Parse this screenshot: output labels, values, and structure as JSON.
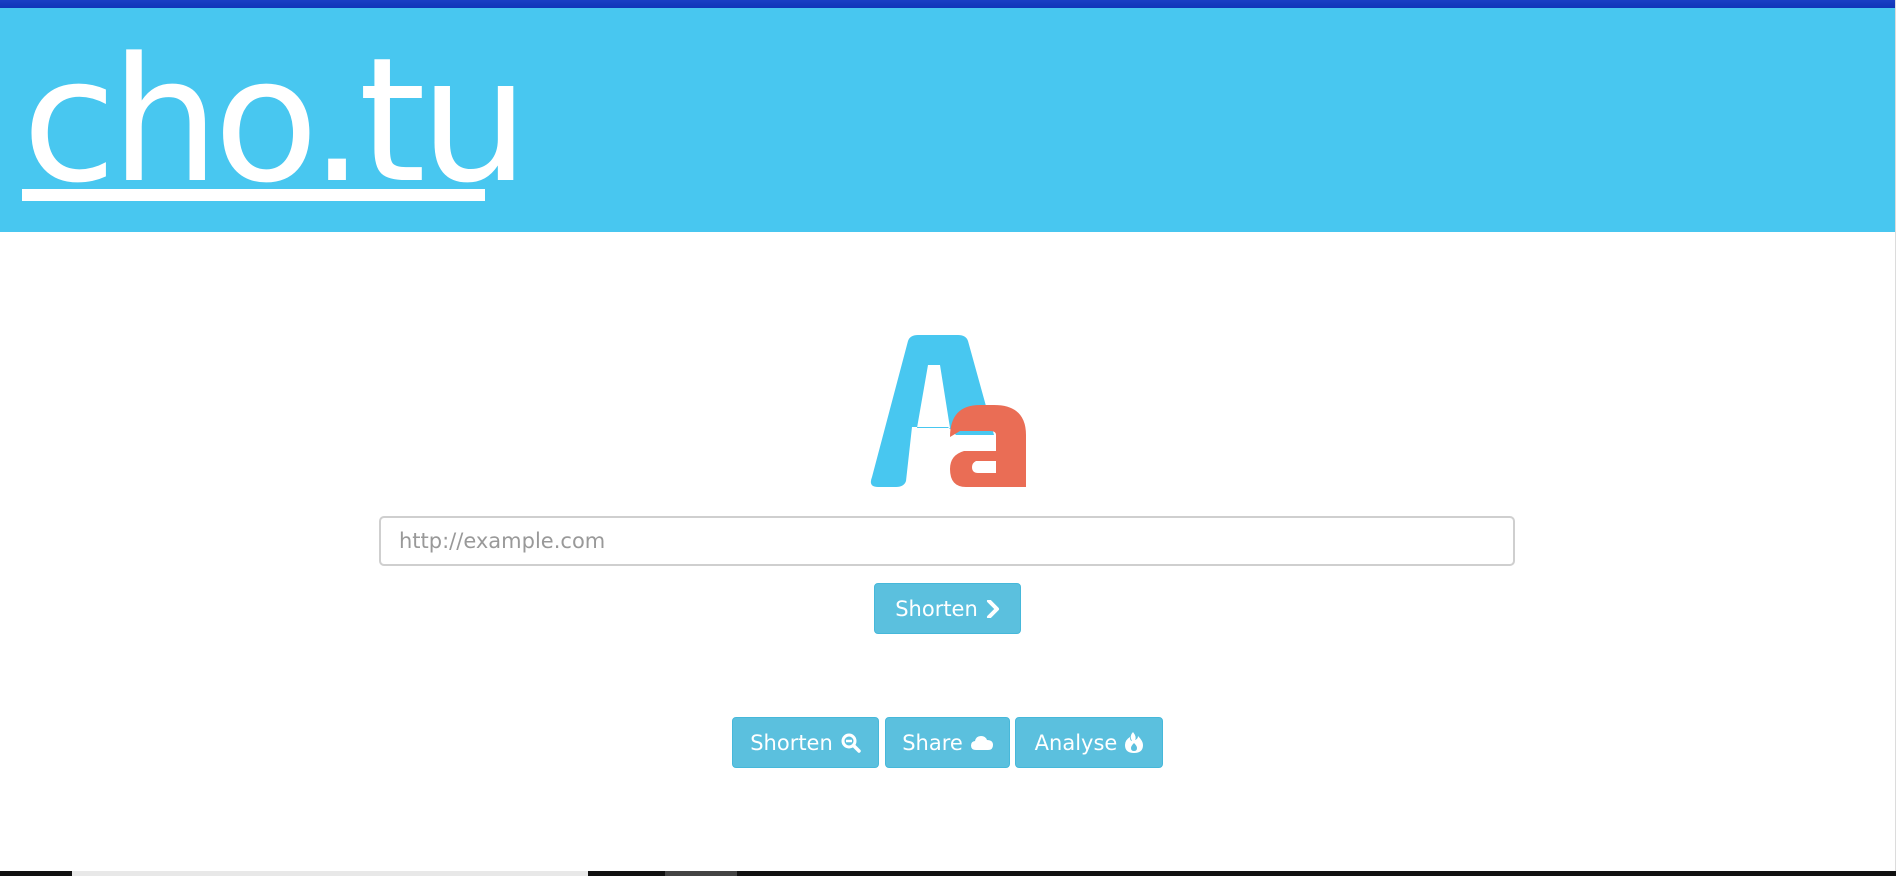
{
  "header": {
    "brand": "cho.tu"
  },
  "logo": {
    "name": "Aa logo",
    "colors": {
      "blue": "#48c7f0",
      "orange": "#ea6d55"
    }
  },
  "form": {
    "url_placeholder": "http://example.com",
    "url_value": "",
    "submit_label": "Shorten"
  },
  "features": [
    {
      "label": "Shorten",
      "icon": "search-minus-icon"
    },
    {
      "label": "Share",
      "icon": "cloud-icon"
    },
    {
      "label": "Analyse",
      "icon": "fire-icon"
    }
  ],
  "colors": {
    "header_bg": "#48c7f0",
    "button_bg": "#5bc0de",
    "button_border": "#46b8da"
  }
}
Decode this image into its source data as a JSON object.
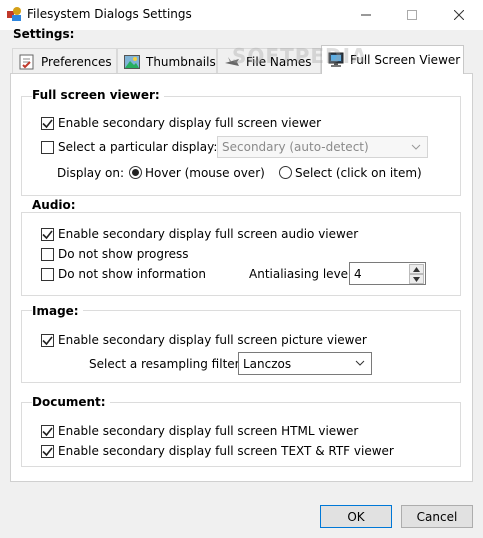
{
  "window": {
    "title": "Filesystem Dialogs Settings",
    "minimize_icon": "minimize-icon",
    "maximize_icon": "maximize-icon",
    "close_icon": "close-icon"
  },
  "settings_label": "Settings:",
  "watermark": "SOFTPEDIA",
  "tabs": [
    {
      "label": "Preferences",
      "icon": "checklist-icon"
    },
    {
      "label": "Thumbnails",
      "icon": "picture-icon"
    },
    {
      "label": "File Names",
      "icon": "airplane-icon"
    },
    {
      "label": "Full Screen Viewer",
      "icon": "monitor-icon",
      "active": true
    }
  ],
  "groups": {
    "fullscreen": {
      "title": "Full screen viewer:",
      "enable_secondary": {
        "label": "Enable secondary display full screen viewer",
        "checked": true
      },
      "select_particular": {
        "label": "Select a particular display:",
        "checked": false
      },
      "display_combo": "Secondary (auto-detect)",
      "display_on_label": "Display on:",
      "hover_radio": {
        "label": "Hover (mouse over)",
        "selected": true
      },
      "select_radio": {
        "label": "Select (click on item)",
        "selected": false
      }
    },
    "audio": {
      "title": "Audio:",
      "enable_audio": {
        "label": "Enable secondary display full screen audio viewer",
        "checked": true
      },
      "no_progress": {
        "label": "Do not show progress",
        "checked": false
      },
      "no_information": {
        "label": "Do not show information",
        "checked": false
      },
      "antialiasing_label": "Antialiasing level:",
      "antialiasing_value": "4"
    },
    "image": {
      "title": "Image:",
      "enable_picture": {
        "label": "Enable secondary display full screen picture viewer",
        "checked": true
      },
      "resampling_label": "Select a resampling filter:",
      "resampling_value": "Lanczos"
    },
    "document": {
      "title": "Document:",
      "enable_html": {
        "label": "Enable secondary display full screen HTML viewer",
        "checked": true
      },
      "enable_text": {
        "label": "Enable secondary display full screen TEXT & RTF viewer",
        "checked": true
      }
    }
  },
  "buttons": {
    "ok": "OK",
    "cancel": "Cancel"
  },
  "colors": {
    "accent": "#0078d7",
    "panel": "#ffffff",
    "chrome": "#f0f0f0"
  }
}
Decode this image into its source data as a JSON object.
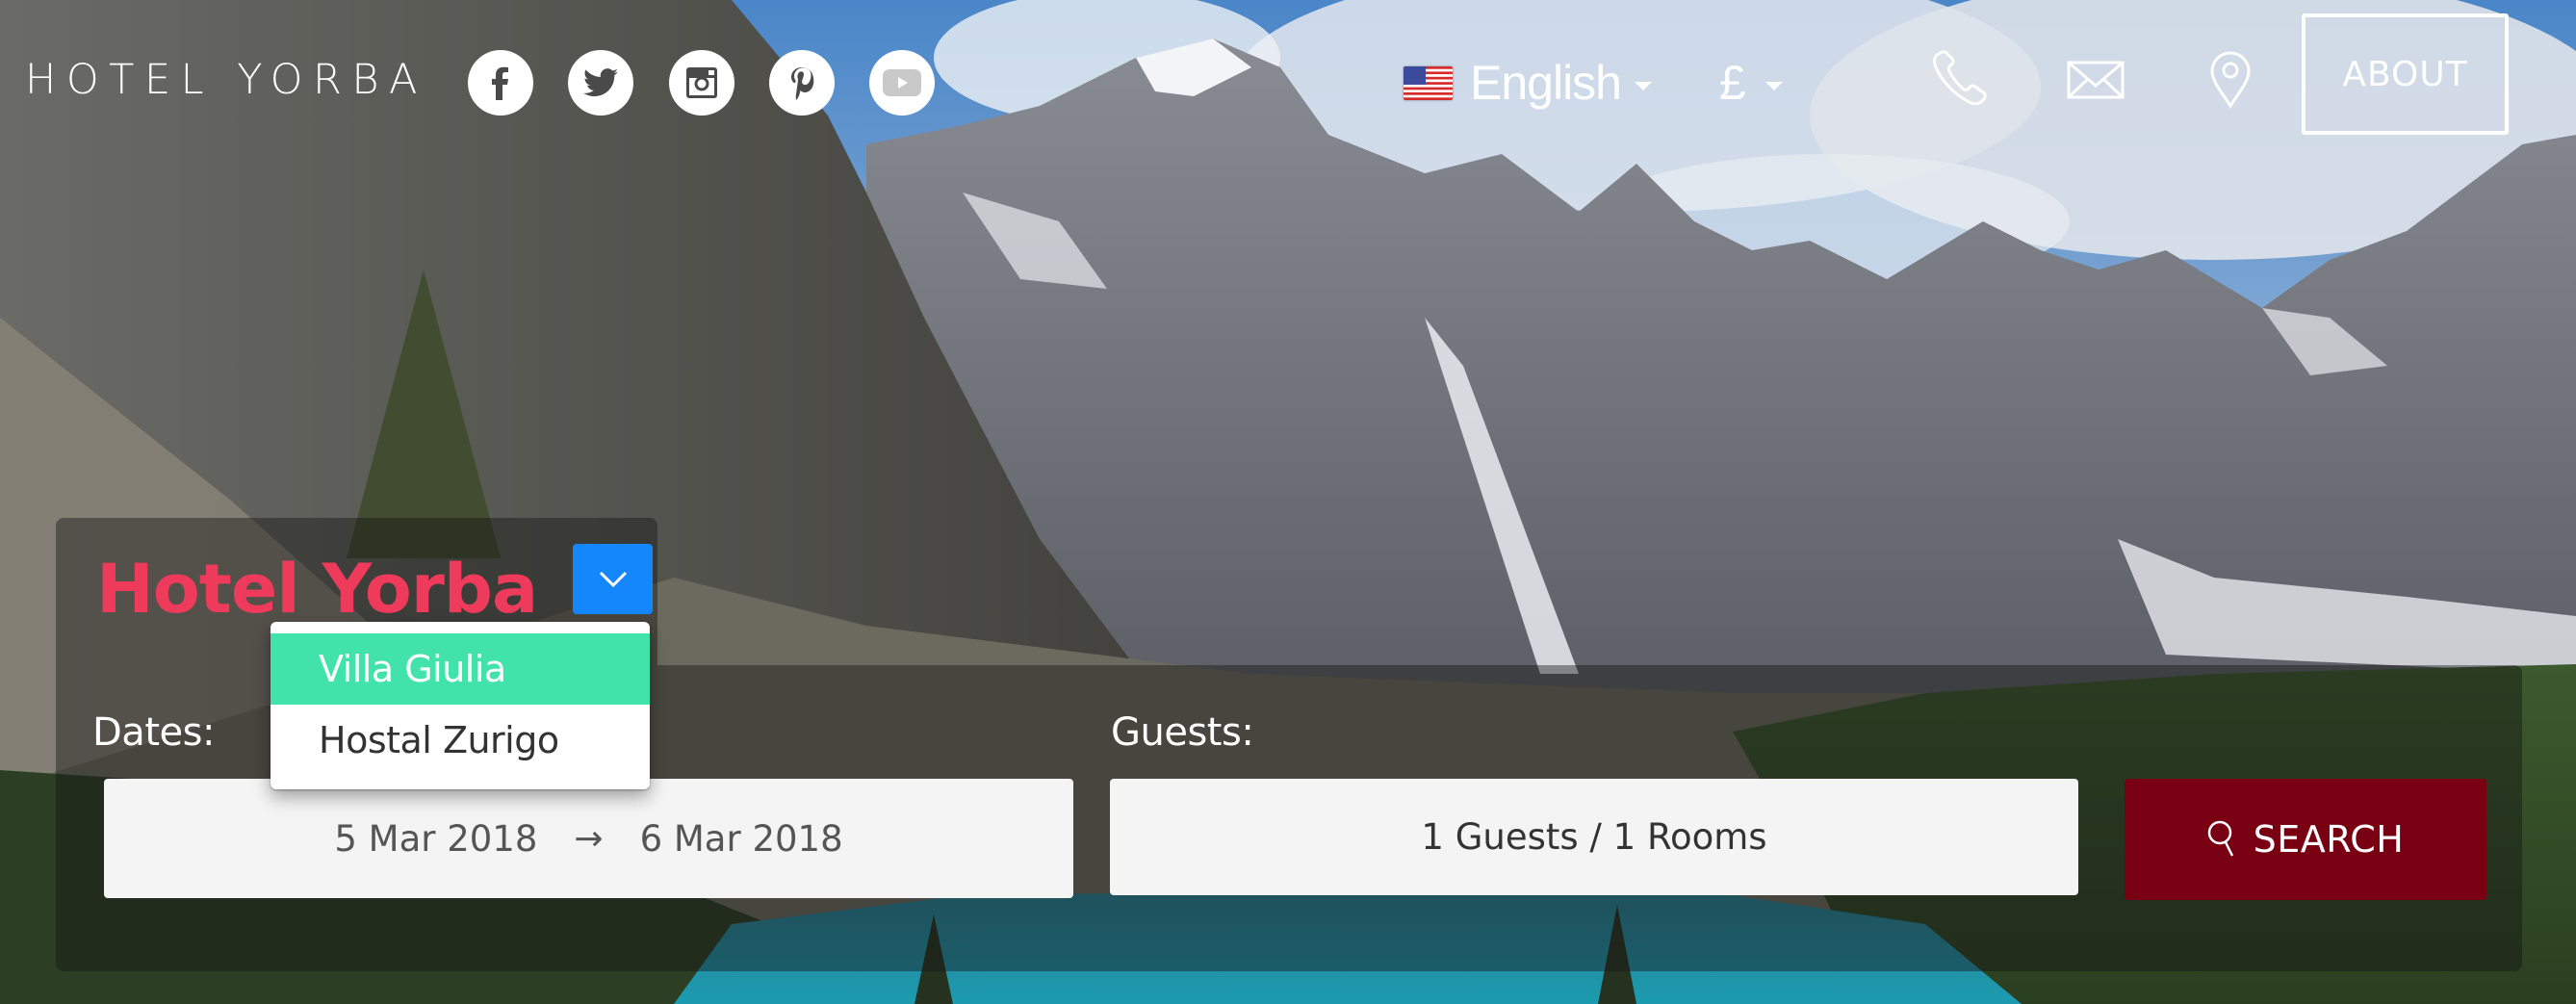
{
  "header": {
    "brand": "HOTEL YORBA",
    "social": [
      {
        "name": "facebook",
        "icon": "facebook-icon"
      },
      {
        "name": "twitter",
        "icon": "twitter-icon"
      },
      {
        "name": "instagram",
        "icon": "instagram-icon"
      },
      {
        "name": "pinterest",
        "icon": "pinterest-icon"
      },
      {
        "name": "youtube",
        "icon": "youtube-icon"
      }
    ],
    "language": {
      "label": "English",
      "flag": "us-flag-icon"
    },
    "currency": {
      "label": "£"
    },
    "contact_icons": [
      "phone-icon",
      "mail-icon",
      "location-pin-icon"
    ],
    "about_label": "ABOUT"
  },
  "booking": {
    "hotel_name": "Hotel Yorba",
    "hotel_dropdown": {
      "options": [
        "Villa Giulia",
        "Hostal Zurigo"
      ],
      "highlighted": "Villa Giulia"
    },
    "dates_label": "Dates:",
    "check_in": "5 Mar 2018",
    "arrow": "→",
    "check_out": "6 Mar 2018",
    "guests_label": "Guests:",
    "guests_value": "1 Guests / 1 Rooms",
    "search_label": "SEARCH"
  },
  "colors": {
    "logo": "#ee3a5b",
    "toggle_button": "#1487fd",
    "dropdown_highlight": "#41e3ab",
    "search_button": "#780012"
  }
}
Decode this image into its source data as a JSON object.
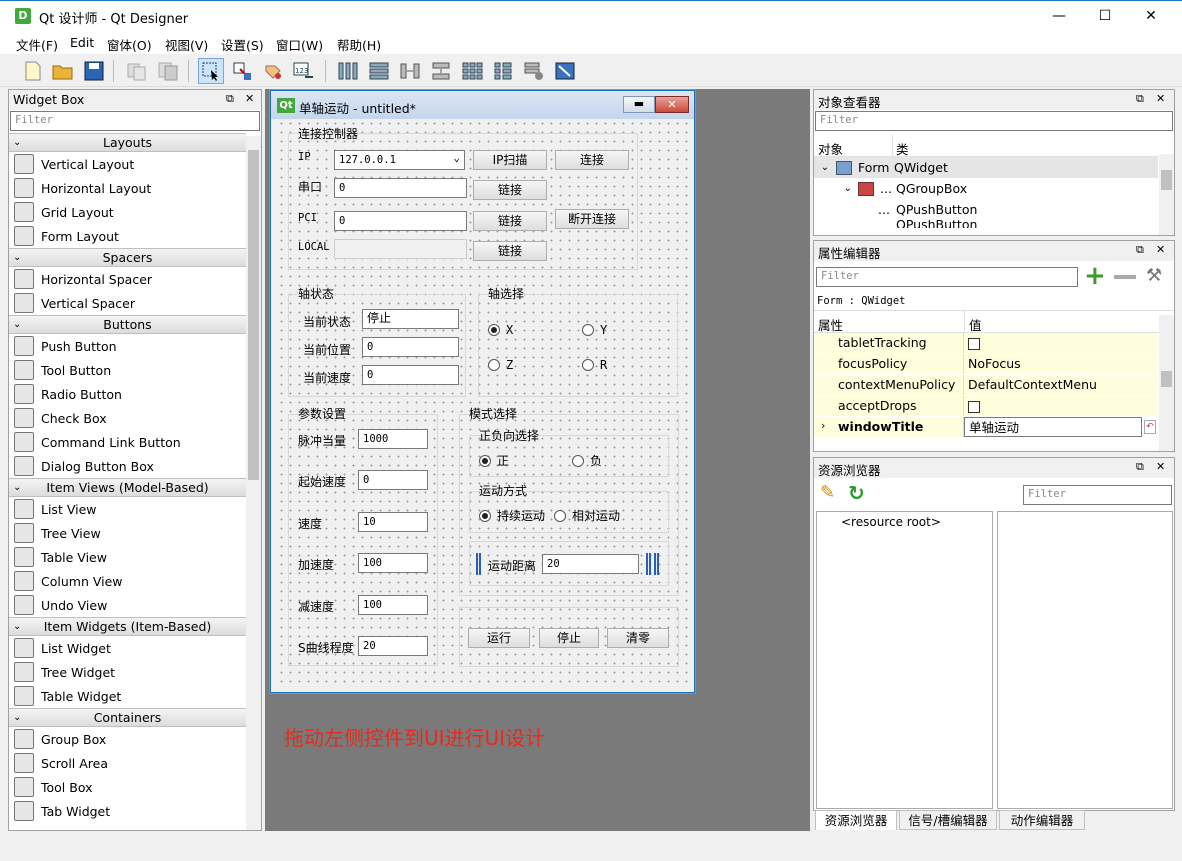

◇ ◇ ◇ ◇ ◇

PROBLEM:
Copy out each record shown above without alteration, skipping any picture.

WRITTEN SOLUTION:
Parse this screenshot: output labels, values, and structure as JSON.
{
  "header": {
    "brand": "cho.tu"
  },
  "logo": {
    "name": "Aa logo",
    "colors": {
      "blue": "#48c7f0",
      "orange": "#ea6d55"
    }
  },
  "form": {
    "url_placeholder": "http://example.com",
    "url_value": "",
    "submit_label": "Shorten"
  },
  "features": [
    {
      "label": "Shorten",
      "icon": "search-minus-icon"
    },
    {
      "label": "Share",
      "icon": "cloud-icon"
    },
    {
      "label": "Analyse",
      "icon": "fire-icon"
    }
  ],
  "colors": {
    "header_bg": "#48c7f0",
    "button_bg": "#5bc0de",
    "button_border": "#46b8da"
  }
}
Decode this image into its source data as a JSON object.
{
  "window": {
    "title": "Filesystem Dialogs Settings",
    "minimize_icon": "minimize-icon",
    "maximize_icon": "maximize-icon",
    "close_icon": "close-icon"
  },
  "settings_label": "Settings:",
  "watermark": "SOFTPEDIA",
  "tabs": [
    {
      "label": "Preferences",
      "icon": "checklist-icon"
    },
    {
      "label": "Thumbnails",
      "icon": "picture-icon"
    },
    {
      "label": "File Names",
      "icon": "airplane-icon"
    },
    {
      "label": "Full Screen Viewer",
      "icon": "monitor-icon",
      "active": true
    }
  ],
  "groups": {
    "fullscreen": {
      "title": "Full screen viewer:",
      "enable_secondary": {
        "label": "Enable secondary display full screen viewer",
        "checked": true
      },
      "select_particular": {
        "label": "Select a particular display:",
        "checked": false
      },
      "display_combo": "Secondary (auto-detect)",
      "display_on_label": "Display on:",
      "hover_radio": {
        "label": "Hover (mouse over)",
        "selected": true
      },
      "select_radio": {
        "label": "Select (click on item)",
        "selected": false
      }
    },
    "audio": {
      "title": "Audio:",
      "enable_audio": {
        "label": "Enable secondary display full screen audio viewer",
        "checked": true
      },
      "no_progress": {
        "label": "Do not show progress",
        "checked": false
      },
      "no_information": {
        "label": "Do not show information",
        "checked": false
      },
      "antialiasing_label": "Antialiasing level:",
      "antialiasing_value": "4"
    },
    "image": {
      "title": "Image:",
      "enable_picture": {
        "label": "Enable secondary display full screen picture viewer",
        "checked": true
      },
      "resampling_label": "Select a resampling filter:",
      "resampling_value": "Lanczos"
    },
    "document": {
      "title": "Document:",
      "enable_html": {
        "label": "Enable secondary display full screen HTML viewer",
        "checked": true
      },
      "enable_text": {
        "label": "Enable secondary display full screen TEXT & RTF viewer",
        "checked": true
      }
    }
  },
  "buttons": {
    "ok": "OK",
    "cancel": "Cancel"
  },
  "colors": {
    "accent": "#0078d7",
    "panel": "#ffffff",
    "chrome": "#f0f0f0"
  }
}
Decode this image into its source data as a JSON object.
{
  "header": {
    "brand": "HOTEL YORBA",
    "social": [
      {
        "name": "facebook",
        "icon": "facebook-icon"
      },
      {
        "name": "twitter",
        "icon": "twitter-icon"
      },
      {
        "name": "instagram",
        "icon": "instagram-icon"
      },
      {
        "name": "pinterest",
        "icon": "pinterest-icon"
      },
      {
        "name": "youtube",
        "icon": "youtube-icon"
      }
    ],
    "language": {
      "label": "English",
      "flag": "us-flag-icon"
    },
    "currency": {
      "label": "£"
    },
    "contact_icons": [
      "phone-icon",
      "mail-icon",
      "location-pin-icon"
    ],
    "about_label": "ABOUT"
  },
  "booking": {
    "hotel_name": "Hotel Yorba",
    "hotel_dropdown": {
      "options": [
        "Villa Giulia",
        "Hostal Zurigo"
      ],
      "highlighted": "Villa Giulia"
    },
    "dates_label": "Dates:",
    "check_in": "5 Mar 2018",
    "arrow": "→",
    "check_out": "6 Mar 2018",
    "guests_label": "Guests:",
    "guests_value": "1 Guests / 1 Rooms",
    "search_label": "SEARCH"
  },
  "colors": {
    "logo": "#ee3a5b",
    "toggle_button": "#1487fd",
    "dropdown_highlight": "#41e3ab",
    "search_button": "#780012"
  }
}
Decode this image into its source data as a JSON object.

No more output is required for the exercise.